PROBLEM TO SOLVE:
Return the entries verbatim and drop every picture.

THE DATA:
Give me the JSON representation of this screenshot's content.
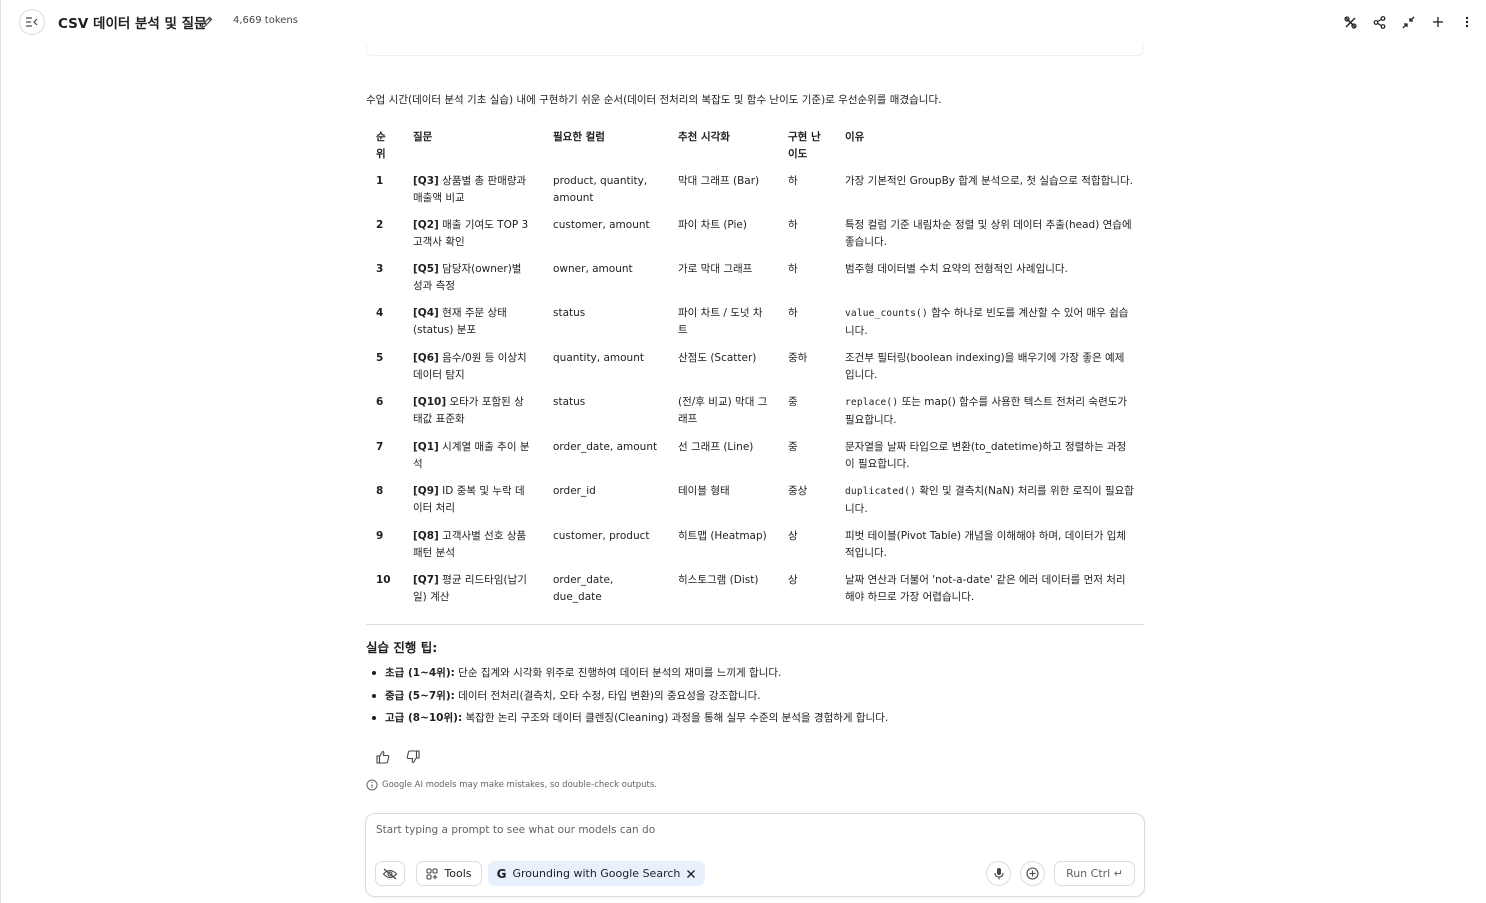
{
  "header": {
    "title": "CSV 데이터 분석 및 질문",
    "tokens": "4,669 tokens",
    "icons": [
      "compare-icon",
      "share-icon",
      "compress-icon",
      "add-icon",
      "more-icon"
    ]
  },
  "content": {
    "intro": "수업 시간(데이터 분석 기초 실습) 내에 구현하기 쉬운 순서(데이터 전처리의 복잡도 및 함수 난이도 기준)로 우선순위를 매겼습니다.",
    "table": {
      "headers": {
        "rank": "순위",
        "question": "질문",
        "columns": "필요한 컬럼",
        "viz": "추천 시각화",
        "difficulty": "구현 난이도",
        "reason": "이유"
      },
      "rows": [
        {
          "rank": "1",
          "tag": "[Q3]",
          "q": " 상품별 총 판매량과 매출액 비교",
          "cols": "product, quantity, amount",
          "viz": "막대 그래프 (Bar)",
          "diff": "하",
          "r1": "가장 기본적인 GroupBy 합계 분석으로, 첫 실습으로 적합합니다.",
          "code": "",
          "r2": ""
        },
        {
          "rank": "2",
          "tag": "[Q2]",
          "q": " 매출 기여도 TOP 3 고객사 확인",
          "cols": "customer, amount",
          "viz": "파이 차트 (Pie)",
          "diff": "하",
          "r1": "특정 컬럼 기준 내림차순 정렬 및 상위 데이터 추출(head) 연습에 좋습니다.",
          "code": "",
          "r2": ""
        },
        {
          "rank": "3",
          "tag": "[Q5]",
          "q": " 담당자(owner)별 성과 측정",
          "cols": "owner, amount",
          "viz": "가로 막대 그래프",
          "diff": "하",
          "r1": "범주형 데이터별 수치 요약의 전형적인 사례입니다.",
          "code": "",
          "r2": ""
        },
        {
          "rank": "4",
          "tag": "[Q4]",
          "q": " 현재 주문 상태(status) 분포",
          "cols": "status",
          "viz": "파이 차트 / 도넛 차트",
          "diff": "하",
          "r1": "",
          "code": "value_counts()",
          "r2": " 함수 하나로 빈도를 계산할 수 있어 매우 쉽습니다."
        },
        {
          "rank": "5",
          "tag": "[Q6]",
          "q": " 음수/0원 등 이상치 데이터 탐지",
          "cols": "quantity, amount",
          "viz": "산점도 (Scatter)",
          "diff": "중하",
          "r1": "조건부 필터링(boolean indexing)을 배우기에 가장 좋은 예제입니다.",
          "code": "",
          "r2": ""
        },
        {
          "rank": "6",
          "tag": "[Q10]",
          "q": " 오타가 포함된 상태값 표준화",
          "cols": "status",
          "viz": "(전/후 비교) 막대 그래프",
          "diff": "중",
          "r1": "",
          "code": "replace()",
          "r2": " 또는 map() 함수를 사용한 텍스트 전처리 숙련도가 필요합니다."
        },
        {
          "rank": "7",
          "tag": "[Q1]",
          "q": " 시계열 매출 추이 분석",
          "cols": "order_date, amount",
          "viz": "선 그래프 (Line)",
          "diff": "중",
          "r1": "문자열을 날짜 타입으로 변환(to_datetime)하고 정렬하는 과정이 필요합니다.",
          "code": "",
          "r2": ""
        },
        {
          "rank": "8",
          "tag": "[Q9]",
          "q": " ID 중복 및 누락 데이터 처리",
          "cols": "order_id",
          "viz": "테이블 형태",
          "diff": "중상",
          "r1": "",
          "code": "duplicated()",
          "r2": " 확인 및 결측치(NaN) 처리를 위한 로직이 필요합니다."
        },
        {
          "rank": "9",
          "tag": "[Q8]",
          "q": " 고객사별 선호 상품 패턴 분석",
          "cols": "customer, product",
          "viz": "히트맵 (Heatmap)",
          "diff": "상",
          "r1": "피벗 테이블(Pivot Table) 개념을 이해해야 하며, 데이터가 입체적입니다.",
          "code": "",
          "r2": ""
        },
        {
          "rank": "10",
          "tag": "[Q7]",
          "q": " 평균 리드타임(납기일) 계산",
          "cols": "order_date, due_date",
          "viz": "히스토그램 (Dist)",
          "diff": "상",
          "r1": "날짜 연산과 더불어 'not-a-date' 같은 에러 데이터를 먼저 처리해야 하므로 가장 어렵습니다.",
          "code": "",
          "r2": ""
        }
      ]
    },
    "tips_title": "실습 진행 팁:",
    "tips": [
      {
        "label": "초급 (1~4위):",
        "text": " 단순 집계와 시각화 위주로 진행하여 데이터 분석의 재미를 느끼게 합니다."
      },
      {
        "label": "중급 (5~7위):",
        "text": " 데이터 전처리(결측치, 오타 수정, 타입 변환)의 중요성을 강조합니다."
      },
      {
        "label": "고급 (8~10위):",
        "text": " 복잡한 논리 구조와 데이터 클렌징(Cleaning) 과정을 통해 실무 수준의 분석을 경험하게 합니다."
      }
    ],
    "disclaimer": "Google AI models may make mistakes, so double-check outputs."
  },
  "prompt": {
    "placeholder": "Start typing a prompt to see what our models can do",
    "value": "",
    "tools_label": "Tools",
    "grounding_label": "Grounding with Google Search",
    "run_label": "Run Ctrl ↵"
  }
}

THE RESULT:
Give me the JSON representation of this screenshot's content.
{
  "header": {
    "title": "CSV 데이터 분석 및 질문",
    "tokens": "4,669 tokens",
    "icons": [
      "compare-icon",
      "share-icon",
      "compress-icon",
      "add-icon",
      "more-icon"
    ]
  },
  "content": {
    "intro": "수업 시간(데이터 분석 기초 실습) 내에 구현하기 쉬운 순서(데이터 전처리의 복잡도 및 함수 난이도 기준)로 우선순위를 매겼습니다.",
    "table": {
      "headers": {
        "rank": "순위",
        "question": "질문",
        "columns": "필요한 컬럼",
        "viz": "추천 시각화",
        "difficulty": "구현 난이도",
        "reason": "이유"
      },
      "rows": [
        {
          "rank": "1",
          "tag": "[Q3]",
          "q": " 상품별 총 판매량과 매출액 비교",
          "cols": "product, quantity, amount",
          "viz": "막대 그래프 (Bar)",
          "diff": "하",
          "r1": "가장 기본적인 GroupBy 합계 분석으로, 첫 실습으로 적합합니다.",
          "code": "",
          "r2": ""
        },
        {
          "rank": "2",
          "tag": "[Q2]",
          "q": " 매출 기여도 TOP 3 고객사 확인",
          "cols": "customer, amount",
          "viz": "파이 차트 (Pie)",
          "diff": "하",
          "r1": "특정 컬럼 기준 내림차순 정렬 및 상위 데이터 추출(head) 연습에 좋습니다.",
          "code": "",
          "r2": ""
        },
        {
          "rank": "3",
          "tag": "[Q5]",
          "q": " 담당자(owner)별 성과 측정",
          "cols": "owner, amount",
          "viz": "가로 막대 그래프",
          "diff": "하",
          "r1": "범주형 데이터별 수치 요약의 전형적인 사례입니다.",
          "code": "",
          "r2": ""
        },
        {
          "rank": "4",
          "tag": "[Q4]",
          "q": " 현재 주문 상태(status) 분포",
          "cols": "status",
          "viz": "파이 차트 / 도넛 차트",
          "diff": "하",
          "r1": "",
          "code": "value_counts()",
          "r2": " 함수 하나로 빈도를 계산할 수 있어 매우 쉽습니다."
        },
        {
          "rank": "5",
          "tag": "[Q6]",
          "q": " 음수/0원 등 이상치 데이터 탐지",
          "cols": "quantity, amount",
          "viz": "산점도 (Scatter)",
          "diff": "중하",
          "r1": "조건부 필터링(boolean indexing)을 배우기에 가장 좋은 예제입니다.",
          "code": "",
          "r2": ""
        },
        {
          "rank": "6",
          "tag": "[Q10]",
          "q": " 오타가 포함된 상태값 표준화",
          "cols": "status",
          "viz": "(전/후 비교) 막대 그래프",
          "diff": "중",
          "r1": "",
          "code": "replace()",
          "r2": " 또는 map() 함수를 사용한 텍스트 전처리 숙련도가 필요합니다."
        },
        {
          "rank": "7",
          "tag": "[Q1]",
          "q": " 시계열 매출 추이 분석",
          "cols": "order_date, amount",
          "viz": "선 그래프 (Line)",
          "diff": "중",
          "r1": "문자열을 날짜 타입으로 변환(to_datetime)하고 정렬하는 과정이 필요합니다.",
          "code": "",
          "r2": ""
        },
        {
          "rank": "8",
          "tag": "[Q9]",
          "q": " ID 중복 및 누락 데이터 처리",
          "cols": "order_id",
          "viz": "테이블 형태",
          "diff": "중상",
          "r1": "",
          "code": "duplicated()",
          "r2": " 확인 및 결측치(NaN) 처리를 위한 로직이 필요합니다."
        },
        {
          "rank": "9",
          "tag": "[Q8]",
          "q": " 고객사별 선호 상품 패턴 분석",
          "cols": "customer, product",
          "viz": "히트맵 (Heatmap)",
          "diff": "상",
          "r1": "피벗 테이블(Pivot Table) 개념을 이해해야 하며, 데이터가 입체적입니다.",
          "code": "",
          "r2": ""
        },
        {
          "rank": "10",
          "tag": "[Q7]",
          "q": " 평균 리드타임(납기일) 계산",
          "cols": "order_date, due_date",
          "viz": "히스토그램 (Dist)",
          "diff": "상",
          "r1": "날짜 연산과 더불어 'not-a-date' 같은 에러 데이터를 먼저 처리해야 하므로 가장 어렵습니다.",
          "code": "",
          "r2": ""
        }
      ]
    },
    "tips_title": "실습 진행 팁:",
    "tips": [
      {
        "label": "초급 (1~4위):",
        "text": " 단순 집계와 시각화 위주로 진행하여 데이터 분석의 재미를 느끼게 합니다."
      },
      {
        "label": "중급 (5~7위):",
        "text": " 데이터 전처리(결측치, 오타 수정, 타입 변환)의 중요성을 강조합니다."
      },
      {
        "label": "고급 (8~10위):",
        "text": " 복잡한 논리 구조와 데이터 클렌징(Cleaning) 과정을 통해 실무 수준의 분석을 경험하게 합니다."
      }
    ],
    "disclaimer": "Google AI models may make mistakes, so double-check outputs."
  },
  "prompt": {
    "placeholder": "Start typing a prompt to see what our models can do",
    "value": "",
    "tools_label": "Tools",
    "grounding_label": "Grounding with Google Search",
    "run_label": "Run Ctrl ↵"
  }
}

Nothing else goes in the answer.